--- TEXT UNDER STUDY Enclosed Below ---

Data_Sheet_1_Clinical Impact of Antifungal Susceptibility, Biofilm Formation and Mannoside Expression of Candida Yeasts on the Outcome of Invasive Candidiasis in ICU: An Ancillary Study on the Prospective AmarCAND2 Cohort.PDF
Background: The link between Candida phenotypical characteristics and invasive candidiasis (IC) prognosis is still partially unknown.
Methods:Candida strains isolated during the AmarCAND2 study were centrally analyzed for species identification, antifungal susceptibility, biofilm formation, and expression of surface and glycoconjugate mannosides. Correlation between these phenotypical features and patient outcome was sought using a multivariable Cox survival model.

--- End of Enclosed TEXT UNDER STUDY ---
--- RECORD EXTRACTS Enclosed Below ---

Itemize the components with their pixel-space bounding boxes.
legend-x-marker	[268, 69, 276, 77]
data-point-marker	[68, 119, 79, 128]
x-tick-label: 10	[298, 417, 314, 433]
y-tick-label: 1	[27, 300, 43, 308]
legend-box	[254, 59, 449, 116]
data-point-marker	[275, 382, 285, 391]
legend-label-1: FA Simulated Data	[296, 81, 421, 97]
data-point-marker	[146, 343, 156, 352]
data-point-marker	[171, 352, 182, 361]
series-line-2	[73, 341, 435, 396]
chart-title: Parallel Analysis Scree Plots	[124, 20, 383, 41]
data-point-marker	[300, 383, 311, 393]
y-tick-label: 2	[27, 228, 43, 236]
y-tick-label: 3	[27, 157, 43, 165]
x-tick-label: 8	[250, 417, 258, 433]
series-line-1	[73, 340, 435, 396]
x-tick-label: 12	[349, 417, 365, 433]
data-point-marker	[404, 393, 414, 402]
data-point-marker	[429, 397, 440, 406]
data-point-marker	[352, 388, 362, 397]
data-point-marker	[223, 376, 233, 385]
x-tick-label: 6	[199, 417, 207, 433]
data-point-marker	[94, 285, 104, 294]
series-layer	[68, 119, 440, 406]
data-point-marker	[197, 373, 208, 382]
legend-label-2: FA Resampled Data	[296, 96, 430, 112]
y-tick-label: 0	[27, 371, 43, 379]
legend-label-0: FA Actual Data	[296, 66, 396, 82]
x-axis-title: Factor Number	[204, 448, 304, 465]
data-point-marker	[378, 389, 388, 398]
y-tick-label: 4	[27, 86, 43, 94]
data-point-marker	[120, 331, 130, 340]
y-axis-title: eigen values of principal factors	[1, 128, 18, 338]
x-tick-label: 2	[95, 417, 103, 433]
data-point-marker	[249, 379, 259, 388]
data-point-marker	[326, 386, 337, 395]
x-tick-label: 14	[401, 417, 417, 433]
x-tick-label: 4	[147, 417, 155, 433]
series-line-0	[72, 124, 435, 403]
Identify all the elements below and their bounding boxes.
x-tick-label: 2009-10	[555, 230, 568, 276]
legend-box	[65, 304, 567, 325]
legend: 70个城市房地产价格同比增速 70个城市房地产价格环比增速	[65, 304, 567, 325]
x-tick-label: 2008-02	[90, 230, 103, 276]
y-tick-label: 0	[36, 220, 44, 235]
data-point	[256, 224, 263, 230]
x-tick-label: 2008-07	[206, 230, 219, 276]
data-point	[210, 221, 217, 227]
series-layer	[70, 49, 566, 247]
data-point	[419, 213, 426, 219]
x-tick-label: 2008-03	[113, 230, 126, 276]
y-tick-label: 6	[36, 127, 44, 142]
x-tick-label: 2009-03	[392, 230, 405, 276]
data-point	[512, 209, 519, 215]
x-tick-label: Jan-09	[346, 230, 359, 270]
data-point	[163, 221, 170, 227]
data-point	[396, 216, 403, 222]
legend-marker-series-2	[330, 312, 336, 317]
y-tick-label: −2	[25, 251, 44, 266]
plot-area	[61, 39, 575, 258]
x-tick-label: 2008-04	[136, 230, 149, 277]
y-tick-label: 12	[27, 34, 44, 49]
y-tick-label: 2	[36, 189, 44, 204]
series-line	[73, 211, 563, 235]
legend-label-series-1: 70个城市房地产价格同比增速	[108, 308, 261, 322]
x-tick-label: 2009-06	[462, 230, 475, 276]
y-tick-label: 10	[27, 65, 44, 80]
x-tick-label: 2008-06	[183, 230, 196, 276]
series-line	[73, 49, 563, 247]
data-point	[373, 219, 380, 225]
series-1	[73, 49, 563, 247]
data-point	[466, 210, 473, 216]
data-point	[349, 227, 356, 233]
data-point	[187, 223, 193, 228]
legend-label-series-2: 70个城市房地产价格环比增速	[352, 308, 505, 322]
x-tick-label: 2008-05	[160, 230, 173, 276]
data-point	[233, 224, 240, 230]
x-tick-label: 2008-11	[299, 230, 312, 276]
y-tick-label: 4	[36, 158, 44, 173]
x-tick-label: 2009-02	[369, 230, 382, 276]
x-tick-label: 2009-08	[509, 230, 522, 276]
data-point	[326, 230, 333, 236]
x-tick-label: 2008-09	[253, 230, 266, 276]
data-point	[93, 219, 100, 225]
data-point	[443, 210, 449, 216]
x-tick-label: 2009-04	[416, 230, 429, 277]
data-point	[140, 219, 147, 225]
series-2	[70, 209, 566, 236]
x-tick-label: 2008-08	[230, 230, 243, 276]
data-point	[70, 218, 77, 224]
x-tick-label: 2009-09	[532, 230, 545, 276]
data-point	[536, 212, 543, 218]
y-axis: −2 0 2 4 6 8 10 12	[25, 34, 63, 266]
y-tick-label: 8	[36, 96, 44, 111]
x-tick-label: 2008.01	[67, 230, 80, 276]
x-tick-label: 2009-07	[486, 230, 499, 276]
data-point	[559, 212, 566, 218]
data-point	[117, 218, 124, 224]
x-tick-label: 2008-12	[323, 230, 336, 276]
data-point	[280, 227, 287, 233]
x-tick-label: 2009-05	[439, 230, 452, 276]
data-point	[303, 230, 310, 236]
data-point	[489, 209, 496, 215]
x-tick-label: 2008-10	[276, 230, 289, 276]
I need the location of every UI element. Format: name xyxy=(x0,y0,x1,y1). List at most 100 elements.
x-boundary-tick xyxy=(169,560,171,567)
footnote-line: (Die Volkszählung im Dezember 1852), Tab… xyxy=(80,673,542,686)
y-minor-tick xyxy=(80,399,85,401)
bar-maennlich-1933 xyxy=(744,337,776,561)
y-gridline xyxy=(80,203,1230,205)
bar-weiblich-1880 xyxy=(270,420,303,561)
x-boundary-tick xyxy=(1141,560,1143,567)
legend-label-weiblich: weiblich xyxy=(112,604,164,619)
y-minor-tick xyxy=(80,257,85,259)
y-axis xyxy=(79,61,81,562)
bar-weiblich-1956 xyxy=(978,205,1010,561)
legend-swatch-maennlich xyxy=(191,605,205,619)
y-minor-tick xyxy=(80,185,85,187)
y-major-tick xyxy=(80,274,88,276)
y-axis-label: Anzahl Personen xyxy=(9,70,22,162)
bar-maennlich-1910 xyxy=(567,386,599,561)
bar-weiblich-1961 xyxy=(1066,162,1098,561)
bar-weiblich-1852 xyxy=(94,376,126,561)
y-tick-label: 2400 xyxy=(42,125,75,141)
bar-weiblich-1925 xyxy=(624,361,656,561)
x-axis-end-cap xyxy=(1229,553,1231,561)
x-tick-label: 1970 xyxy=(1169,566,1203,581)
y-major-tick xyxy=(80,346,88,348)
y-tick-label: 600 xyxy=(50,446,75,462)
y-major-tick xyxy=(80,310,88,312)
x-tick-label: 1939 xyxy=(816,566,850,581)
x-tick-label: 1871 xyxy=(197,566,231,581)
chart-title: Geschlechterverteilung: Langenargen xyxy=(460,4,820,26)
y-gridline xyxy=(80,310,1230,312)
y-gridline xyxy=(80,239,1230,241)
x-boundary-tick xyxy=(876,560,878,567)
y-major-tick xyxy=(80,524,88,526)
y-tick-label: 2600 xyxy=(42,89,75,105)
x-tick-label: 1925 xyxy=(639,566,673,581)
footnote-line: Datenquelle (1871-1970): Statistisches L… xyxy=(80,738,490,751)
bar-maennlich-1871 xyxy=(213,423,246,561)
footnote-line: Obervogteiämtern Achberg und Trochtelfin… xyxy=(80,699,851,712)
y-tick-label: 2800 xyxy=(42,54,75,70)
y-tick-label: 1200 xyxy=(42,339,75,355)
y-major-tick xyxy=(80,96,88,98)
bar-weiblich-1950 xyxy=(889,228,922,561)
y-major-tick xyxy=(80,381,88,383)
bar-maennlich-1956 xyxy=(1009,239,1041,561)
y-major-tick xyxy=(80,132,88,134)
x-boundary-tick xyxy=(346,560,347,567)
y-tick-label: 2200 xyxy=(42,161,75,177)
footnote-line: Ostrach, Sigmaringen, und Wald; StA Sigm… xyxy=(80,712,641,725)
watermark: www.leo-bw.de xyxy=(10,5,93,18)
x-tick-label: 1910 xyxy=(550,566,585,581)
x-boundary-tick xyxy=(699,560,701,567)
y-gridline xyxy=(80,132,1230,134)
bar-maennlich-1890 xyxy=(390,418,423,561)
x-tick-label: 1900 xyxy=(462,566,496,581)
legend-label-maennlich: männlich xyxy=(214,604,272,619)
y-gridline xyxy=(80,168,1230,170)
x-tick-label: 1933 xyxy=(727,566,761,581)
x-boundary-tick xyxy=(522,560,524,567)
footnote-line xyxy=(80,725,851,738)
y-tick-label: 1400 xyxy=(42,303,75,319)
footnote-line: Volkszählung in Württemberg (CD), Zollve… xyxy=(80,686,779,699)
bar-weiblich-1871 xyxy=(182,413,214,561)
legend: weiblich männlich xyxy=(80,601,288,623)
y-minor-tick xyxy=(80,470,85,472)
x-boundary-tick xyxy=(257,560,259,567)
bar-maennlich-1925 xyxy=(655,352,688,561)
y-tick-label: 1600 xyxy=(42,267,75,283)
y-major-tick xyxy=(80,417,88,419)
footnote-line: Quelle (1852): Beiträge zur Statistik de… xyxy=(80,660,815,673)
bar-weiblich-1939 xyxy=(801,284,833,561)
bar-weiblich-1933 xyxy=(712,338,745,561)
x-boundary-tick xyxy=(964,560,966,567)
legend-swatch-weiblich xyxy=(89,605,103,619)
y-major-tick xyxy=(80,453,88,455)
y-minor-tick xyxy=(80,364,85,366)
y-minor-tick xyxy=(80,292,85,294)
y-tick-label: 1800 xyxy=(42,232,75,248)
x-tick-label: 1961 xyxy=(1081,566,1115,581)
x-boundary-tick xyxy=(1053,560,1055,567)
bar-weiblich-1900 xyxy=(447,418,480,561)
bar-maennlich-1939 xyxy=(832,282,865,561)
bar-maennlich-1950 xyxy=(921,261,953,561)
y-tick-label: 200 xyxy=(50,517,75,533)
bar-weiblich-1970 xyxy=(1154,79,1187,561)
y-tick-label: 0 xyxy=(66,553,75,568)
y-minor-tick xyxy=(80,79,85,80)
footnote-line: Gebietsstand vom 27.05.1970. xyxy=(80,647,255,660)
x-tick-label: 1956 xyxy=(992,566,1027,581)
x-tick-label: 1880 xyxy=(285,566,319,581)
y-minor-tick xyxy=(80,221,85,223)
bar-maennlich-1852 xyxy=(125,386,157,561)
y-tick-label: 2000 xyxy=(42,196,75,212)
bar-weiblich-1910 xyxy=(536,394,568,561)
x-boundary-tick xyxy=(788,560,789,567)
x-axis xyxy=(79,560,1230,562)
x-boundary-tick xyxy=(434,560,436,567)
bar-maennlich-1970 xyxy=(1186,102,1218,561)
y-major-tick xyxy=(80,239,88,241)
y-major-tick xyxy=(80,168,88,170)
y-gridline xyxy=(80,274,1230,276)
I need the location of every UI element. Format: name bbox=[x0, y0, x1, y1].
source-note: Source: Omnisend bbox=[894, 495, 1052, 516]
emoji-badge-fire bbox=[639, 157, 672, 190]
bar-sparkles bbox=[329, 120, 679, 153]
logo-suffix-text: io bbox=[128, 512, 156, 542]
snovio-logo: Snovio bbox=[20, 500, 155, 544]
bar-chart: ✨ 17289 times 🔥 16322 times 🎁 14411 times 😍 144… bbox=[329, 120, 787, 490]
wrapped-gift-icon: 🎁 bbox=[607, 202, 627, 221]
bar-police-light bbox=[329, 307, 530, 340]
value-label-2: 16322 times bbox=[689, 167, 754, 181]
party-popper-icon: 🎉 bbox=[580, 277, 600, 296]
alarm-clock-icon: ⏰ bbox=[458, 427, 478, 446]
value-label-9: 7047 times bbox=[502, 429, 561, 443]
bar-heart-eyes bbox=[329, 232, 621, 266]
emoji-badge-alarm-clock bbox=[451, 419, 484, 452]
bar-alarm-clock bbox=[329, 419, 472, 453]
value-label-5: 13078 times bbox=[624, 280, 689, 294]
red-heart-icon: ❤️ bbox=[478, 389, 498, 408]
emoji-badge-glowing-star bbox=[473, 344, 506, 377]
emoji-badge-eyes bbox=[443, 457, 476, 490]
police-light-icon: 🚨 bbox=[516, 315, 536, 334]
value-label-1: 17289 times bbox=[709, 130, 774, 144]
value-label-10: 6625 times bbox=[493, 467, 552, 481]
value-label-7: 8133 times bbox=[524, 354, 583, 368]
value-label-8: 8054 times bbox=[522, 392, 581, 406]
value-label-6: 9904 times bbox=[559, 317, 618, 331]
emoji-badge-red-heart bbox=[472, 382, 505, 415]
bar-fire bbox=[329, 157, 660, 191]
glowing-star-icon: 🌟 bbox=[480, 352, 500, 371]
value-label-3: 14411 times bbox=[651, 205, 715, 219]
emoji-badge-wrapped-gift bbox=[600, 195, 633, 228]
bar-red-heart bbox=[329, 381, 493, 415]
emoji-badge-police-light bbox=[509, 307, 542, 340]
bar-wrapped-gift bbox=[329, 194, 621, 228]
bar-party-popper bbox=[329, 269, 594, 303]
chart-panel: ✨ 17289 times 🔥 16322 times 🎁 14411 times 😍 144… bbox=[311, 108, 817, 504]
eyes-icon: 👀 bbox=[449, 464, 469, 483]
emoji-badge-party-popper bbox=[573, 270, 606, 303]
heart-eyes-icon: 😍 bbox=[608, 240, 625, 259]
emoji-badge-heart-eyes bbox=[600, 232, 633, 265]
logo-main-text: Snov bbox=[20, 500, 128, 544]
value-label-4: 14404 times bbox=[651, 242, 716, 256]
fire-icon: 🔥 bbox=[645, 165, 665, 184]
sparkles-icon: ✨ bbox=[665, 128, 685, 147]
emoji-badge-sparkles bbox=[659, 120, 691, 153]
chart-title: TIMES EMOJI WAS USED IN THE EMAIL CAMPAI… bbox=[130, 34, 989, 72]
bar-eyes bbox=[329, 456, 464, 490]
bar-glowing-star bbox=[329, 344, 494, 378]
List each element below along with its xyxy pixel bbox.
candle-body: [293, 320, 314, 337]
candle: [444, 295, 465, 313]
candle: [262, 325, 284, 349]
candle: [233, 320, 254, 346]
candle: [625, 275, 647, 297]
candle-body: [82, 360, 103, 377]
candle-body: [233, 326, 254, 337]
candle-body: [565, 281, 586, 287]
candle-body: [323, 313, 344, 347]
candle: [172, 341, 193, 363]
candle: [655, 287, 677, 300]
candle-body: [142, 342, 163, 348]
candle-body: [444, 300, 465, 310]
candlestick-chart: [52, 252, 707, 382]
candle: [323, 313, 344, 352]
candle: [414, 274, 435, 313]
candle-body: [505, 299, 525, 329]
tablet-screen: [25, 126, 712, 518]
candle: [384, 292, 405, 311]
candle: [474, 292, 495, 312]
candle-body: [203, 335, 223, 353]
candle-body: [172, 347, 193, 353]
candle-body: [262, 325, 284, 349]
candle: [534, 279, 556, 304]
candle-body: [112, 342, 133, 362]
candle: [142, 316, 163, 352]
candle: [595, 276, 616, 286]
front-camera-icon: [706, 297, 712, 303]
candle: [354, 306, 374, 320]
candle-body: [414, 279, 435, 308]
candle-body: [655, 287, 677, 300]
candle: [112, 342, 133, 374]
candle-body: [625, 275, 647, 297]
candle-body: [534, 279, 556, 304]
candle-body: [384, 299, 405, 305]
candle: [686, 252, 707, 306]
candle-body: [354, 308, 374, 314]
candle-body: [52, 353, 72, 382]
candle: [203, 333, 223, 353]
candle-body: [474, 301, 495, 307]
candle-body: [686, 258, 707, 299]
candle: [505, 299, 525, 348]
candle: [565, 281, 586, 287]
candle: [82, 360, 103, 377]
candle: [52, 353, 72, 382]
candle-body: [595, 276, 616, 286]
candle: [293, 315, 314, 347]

--- End of Enclosed RECORD EXTRACTS ---

**TASKS TO PERFORM:**
1. In the AmarCAND2 abstract, what model was used to assess the correlation between the phenotypical features and patient outcome?
2. Please extend the AmarCAND2 abstract from where it stops.

**ANSWERS IN ORDER:**
1. A multivariable Cox survival model.

2.
Results:Candida albicans was predominant (65.4%, n = 285), with a mortality rate significantly lower than that in patients with non-albicans strains [HR 0.67 (0.46–1.00), p = 0.048]. The rate of fluconazole-resistant strains was low (C. albicans and Candida glabrata: 3.5 and 6.2%, respectively) as well as caspofungin-resistant ones (1 and 3.1%, respectively). Early biofilm formation was less frequent among C. albicans (45.4%) than among non-albicans (81.2%). While the strains of C. albicans showed variable levels of surface mannosides expression, strains isolated from candidemia exhibited a high expression of β-man, which was correlated with an increased mortality (p = 0.02).
Conclusion:Candida albicans IC were associated with lower mortality, and with strains that exhibited less frequently early biofilm formation than non-albicans strains. A high expression of β-man was associated with increased IC mortality. Further studies are warranted to confirm this data and to evaluate other virulence factors in yeasts.